» **JOB**: Find the lines with the string "υπολογιστή" and return them.

» **MATERIAL PROVIDED**:
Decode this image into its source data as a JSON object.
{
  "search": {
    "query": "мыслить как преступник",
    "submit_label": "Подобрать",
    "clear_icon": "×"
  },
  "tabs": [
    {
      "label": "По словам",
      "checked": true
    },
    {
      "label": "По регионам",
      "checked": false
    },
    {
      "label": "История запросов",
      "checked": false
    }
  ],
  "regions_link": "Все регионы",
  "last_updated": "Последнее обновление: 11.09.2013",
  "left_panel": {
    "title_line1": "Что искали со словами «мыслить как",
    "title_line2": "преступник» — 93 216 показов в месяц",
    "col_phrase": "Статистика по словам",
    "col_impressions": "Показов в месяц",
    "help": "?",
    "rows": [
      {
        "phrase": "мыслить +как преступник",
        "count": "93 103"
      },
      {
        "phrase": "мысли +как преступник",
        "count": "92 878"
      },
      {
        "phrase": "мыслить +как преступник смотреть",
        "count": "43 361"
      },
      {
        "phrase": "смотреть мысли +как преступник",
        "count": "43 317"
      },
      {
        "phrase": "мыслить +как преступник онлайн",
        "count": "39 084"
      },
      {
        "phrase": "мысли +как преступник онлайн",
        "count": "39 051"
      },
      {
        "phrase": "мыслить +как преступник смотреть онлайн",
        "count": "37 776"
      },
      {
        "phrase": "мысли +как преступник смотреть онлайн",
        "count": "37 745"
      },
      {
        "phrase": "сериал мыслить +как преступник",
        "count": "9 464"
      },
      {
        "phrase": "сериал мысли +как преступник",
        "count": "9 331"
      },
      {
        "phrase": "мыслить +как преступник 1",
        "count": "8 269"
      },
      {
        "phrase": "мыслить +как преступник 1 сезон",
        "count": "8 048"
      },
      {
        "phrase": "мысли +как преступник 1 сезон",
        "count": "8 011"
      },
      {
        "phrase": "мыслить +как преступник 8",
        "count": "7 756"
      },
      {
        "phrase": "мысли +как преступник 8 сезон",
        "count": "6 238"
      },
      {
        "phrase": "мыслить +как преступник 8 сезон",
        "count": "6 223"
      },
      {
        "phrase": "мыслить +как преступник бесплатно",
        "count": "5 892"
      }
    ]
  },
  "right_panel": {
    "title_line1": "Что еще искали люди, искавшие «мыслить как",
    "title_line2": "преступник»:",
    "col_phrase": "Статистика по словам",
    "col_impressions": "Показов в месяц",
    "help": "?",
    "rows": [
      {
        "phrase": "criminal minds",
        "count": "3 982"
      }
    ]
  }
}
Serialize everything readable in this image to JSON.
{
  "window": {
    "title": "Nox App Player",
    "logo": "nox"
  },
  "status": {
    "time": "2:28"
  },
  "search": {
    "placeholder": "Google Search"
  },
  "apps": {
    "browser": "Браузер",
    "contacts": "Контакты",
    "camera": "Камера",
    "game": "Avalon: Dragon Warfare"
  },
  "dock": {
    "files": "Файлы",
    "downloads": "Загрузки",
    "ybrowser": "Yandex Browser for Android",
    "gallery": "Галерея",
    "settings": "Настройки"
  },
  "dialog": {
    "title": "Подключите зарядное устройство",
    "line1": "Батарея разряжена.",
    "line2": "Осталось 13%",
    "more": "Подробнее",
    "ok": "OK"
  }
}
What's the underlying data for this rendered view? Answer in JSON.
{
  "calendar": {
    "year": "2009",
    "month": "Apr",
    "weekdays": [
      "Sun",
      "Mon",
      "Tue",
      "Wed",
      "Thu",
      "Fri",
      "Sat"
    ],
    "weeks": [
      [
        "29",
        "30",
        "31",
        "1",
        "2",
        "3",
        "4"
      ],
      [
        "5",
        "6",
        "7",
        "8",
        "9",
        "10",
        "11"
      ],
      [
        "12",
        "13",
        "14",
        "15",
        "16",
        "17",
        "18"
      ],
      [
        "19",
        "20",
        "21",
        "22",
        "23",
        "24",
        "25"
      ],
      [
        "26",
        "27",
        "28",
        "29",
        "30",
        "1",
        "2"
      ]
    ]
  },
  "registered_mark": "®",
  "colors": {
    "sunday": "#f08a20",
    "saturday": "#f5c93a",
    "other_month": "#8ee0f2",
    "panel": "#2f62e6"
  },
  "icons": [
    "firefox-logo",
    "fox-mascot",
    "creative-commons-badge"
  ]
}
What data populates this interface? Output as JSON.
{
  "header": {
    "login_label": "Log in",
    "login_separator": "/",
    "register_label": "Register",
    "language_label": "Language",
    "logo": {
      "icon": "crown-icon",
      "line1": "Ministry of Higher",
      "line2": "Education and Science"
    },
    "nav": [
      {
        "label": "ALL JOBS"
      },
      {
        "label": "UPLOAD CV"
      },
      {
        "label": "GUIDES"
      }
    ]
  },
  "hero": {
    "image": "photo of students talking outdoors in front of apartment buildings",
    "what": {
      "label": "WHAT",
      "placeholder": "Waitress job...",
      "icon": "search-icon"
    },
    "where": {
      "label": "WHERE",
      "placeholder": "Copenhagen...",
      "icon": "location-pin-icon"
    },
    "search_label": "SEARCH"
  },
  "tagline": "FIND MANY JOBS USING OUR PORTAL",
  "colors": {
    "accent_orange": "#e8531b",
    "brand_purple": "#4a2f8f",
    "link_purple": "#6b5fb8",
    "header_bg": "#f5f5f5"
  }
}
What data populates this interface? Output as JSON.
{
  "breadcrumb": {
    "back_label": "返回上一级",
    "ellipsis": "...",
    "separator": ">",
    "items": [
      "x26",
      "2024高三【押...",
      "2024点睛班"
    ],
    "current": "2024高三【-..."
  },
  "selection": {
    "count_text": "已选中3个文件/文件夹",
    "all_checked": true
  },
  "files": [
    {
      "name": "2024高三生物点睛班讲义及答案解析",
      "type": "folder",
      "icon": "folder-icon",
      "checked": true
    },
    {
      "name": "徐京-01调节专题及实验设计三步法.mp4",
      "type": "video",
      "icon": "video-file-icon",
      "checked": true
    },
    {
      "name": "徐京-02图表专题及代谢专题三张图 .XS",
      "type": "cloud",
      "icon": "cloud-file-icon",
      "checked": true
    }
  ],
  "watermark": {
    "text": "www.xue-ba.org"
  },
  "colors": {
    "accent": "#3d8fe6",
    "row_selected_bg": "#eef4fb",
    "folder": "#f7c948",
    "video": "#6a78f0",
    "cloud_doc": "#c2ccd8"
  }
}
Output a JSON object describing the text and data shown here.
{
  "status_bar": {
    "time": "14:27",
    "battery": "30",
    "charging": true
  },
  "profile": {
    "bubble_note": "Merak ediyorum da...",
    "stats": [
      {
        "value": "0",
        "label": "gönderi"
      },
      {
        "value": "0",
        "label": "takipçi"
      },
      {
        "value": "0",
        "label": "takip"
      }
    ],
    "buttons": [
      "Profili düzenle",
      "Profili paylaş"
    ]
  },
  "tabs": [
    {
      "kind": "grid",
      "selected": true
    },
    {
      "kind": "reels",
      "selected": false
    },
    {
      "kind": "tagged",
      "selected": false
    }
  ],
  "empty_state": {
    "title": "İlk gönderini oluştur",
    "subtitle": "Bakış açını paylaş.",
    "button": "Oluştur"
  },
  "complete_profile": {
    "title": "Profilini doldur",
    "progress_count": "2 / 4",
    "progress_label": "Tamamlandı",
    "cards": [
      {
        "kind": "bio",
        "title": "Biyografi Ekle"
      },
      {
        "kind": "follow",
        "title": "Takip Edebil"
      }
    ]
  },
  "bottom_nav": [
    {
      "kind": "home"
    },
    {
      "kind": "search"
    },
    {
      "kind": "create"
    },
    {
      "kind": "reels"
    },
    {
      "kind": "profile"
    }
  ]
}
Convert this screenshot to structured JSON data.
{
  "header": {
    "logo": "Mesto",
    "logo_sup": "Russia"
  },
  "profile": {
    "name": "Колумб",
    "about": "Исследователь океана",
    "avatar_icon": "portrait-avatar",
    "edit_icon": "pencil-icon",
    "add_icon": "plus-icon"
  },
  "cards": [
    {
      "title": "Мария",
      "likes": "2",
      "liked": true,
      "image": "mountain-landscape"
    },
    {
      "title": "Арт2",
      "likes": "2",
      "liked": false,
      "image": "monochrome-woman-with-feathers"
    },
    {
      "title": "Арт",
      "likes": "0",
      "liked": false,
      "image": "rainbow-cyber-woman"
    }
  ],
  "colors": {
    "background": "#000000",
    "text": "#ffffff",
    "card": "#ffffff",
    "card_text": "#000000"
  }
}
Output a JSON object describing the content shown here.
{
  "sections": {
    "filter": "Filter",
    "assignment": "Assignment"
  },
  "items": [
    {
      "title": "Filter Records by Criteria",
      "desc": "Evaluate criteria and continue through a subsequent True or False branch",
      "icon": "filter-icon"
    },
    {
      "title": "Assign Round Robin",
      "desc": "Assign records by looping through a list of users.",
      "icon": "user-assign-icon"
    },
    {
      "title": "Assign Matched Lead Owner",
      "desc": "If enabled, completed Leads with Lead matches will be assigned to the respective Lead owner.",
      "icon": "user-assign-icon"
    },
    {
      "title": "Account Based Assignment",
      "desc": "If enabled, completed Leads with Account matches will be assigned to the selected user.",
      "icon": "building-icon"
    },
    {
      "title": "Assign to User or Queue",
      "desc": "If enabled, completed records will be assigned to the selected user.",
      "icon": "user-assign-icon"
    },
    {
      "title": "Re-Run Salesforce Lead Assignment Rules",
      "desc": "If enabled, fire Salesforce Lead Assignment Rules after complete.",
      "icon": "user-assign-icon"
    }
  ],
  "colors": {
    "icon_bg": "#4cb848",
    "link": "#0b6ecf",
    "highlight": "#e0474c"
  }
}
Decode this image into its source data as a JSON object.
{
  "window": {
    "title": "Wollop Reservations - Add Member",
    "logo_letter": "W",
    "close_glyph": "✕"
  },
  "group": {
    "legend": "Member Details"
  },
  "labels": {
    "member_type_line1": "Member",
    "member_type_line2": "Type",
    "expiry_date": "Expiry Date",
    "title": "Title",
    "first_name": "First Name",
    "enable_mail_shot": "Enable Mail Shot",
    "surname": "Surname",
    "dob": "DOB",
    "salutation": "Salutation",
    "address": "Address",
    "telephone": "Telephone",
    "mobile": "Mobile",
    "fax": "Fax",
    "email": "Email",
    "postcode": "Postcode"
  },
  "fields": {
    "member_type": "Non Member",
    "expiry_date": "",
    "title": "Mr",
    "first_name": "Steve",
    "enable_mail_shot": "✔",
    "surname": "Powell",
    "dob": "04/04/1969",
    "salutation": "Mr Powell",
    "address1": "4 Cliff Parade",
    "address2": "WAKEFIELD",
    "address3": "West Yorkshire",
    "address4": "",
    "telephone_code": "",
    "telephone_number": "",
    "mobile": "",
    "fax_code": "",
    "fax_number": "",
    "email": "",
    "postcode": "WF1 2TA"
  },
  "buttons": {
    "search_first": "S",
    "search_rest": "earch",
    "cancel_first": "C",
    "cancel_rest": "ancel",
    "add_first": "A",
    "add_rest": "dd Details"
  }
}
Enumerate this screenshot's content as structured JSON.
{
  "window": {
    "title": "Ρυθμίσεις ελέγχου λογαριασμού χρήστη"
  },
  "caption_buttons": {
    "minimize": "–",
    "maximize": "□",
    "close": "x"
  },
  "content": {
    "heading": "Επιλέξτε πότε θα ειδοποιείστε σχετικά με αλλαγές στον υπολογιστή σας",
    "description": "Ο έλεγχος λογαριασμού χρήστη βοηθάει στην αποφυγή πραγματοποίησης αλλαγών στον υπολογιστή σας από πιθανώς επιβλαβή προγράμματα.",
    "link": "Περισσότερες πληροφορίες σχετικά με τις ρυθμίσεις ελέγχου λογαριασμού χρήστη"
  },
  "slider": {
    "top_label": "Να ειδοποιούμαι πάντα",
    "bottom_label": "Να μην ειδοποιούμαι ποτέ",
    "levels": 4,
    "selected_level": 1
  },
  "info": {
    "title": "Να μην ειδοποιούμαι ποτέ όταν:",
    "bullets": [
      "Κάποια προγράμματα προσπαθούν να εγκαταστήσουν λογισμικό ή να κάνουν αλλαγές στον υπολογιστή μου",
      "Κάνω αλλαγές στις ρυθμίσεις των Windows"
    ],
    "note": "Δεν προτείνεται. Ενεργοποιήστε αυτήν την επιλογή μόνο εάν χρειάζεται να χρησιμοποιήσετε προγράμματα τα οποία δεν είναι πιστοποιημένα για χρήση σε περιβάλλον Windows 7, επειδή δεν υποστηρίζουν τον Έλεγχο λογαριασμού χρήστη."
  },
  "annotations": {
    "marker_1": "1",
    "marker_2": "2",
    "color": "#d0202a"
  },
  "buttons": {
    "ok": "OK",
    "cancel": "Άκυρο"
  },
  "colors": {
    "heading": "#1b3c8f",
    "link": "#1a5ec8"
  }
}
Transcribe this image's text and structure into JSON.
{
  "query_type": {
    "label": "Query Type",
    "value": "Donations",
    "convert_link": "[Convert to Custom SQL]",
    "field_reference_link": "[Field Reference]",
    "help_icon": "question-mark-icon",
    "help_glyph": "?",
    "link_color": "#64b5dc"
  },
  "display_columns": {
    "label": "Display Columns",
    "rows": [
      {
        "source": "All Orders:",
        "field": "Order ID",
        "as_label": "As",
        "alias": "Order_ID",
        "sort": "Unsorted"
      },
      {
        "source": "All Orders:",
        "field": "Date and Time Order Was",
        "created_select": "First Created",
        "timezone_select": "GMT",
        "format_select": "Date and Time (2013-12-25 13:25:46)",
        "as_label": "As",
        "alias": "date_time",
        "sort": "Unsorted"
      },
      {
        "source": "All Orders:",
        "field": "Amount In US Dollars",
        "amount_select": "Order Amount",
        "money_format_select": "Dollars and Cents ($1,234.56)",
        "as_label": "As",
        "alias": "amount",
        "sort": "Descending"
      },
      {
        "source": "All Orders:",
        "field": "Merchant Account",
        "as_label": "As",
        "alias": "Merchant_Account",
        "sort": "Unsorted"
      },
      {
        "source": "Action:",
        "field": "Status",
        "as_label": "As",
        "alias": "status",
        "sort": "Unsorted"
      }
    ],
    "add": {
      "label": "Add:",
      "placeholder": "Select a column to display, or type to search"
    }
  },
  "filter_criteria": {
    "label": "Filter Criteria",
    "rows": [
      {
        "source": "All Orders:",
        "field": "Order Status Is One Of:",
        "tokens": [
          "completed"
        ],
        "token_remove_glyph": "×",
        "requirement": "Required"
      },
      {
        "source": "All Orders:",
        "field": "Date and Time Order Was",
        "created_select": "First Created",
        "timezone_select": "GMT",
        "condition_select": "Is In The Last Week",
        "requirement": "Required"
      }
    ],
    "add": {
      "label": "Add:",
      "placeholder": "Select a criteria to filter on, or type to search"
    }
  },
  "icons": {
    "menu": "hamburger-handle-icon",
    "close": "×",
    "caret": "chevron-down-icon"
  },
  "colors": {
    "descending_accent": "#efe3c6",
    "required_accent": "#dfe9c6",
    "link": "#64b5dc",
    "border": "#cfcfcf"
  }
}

» **FINISHED TASK**:
    "heading": "Επιλέξτε πότε θα ειδοποιείστε σχετικά με αλλαγές στον υπολογιστή σας",
    "description": "Ο έλεγχος λογαριασμού χρήστη βοηθάει στην αποφυγή πραγματοποίησης αλλαγών στον υπολογιστή σας από πιθανώς επιβλαβή προγράμματα.",
      "Κάποια προγράμματα προσπαθούν να εγκαταστήσουν λογισμικό ή να κάνουν αλλαγές στον υπολογιστή μου",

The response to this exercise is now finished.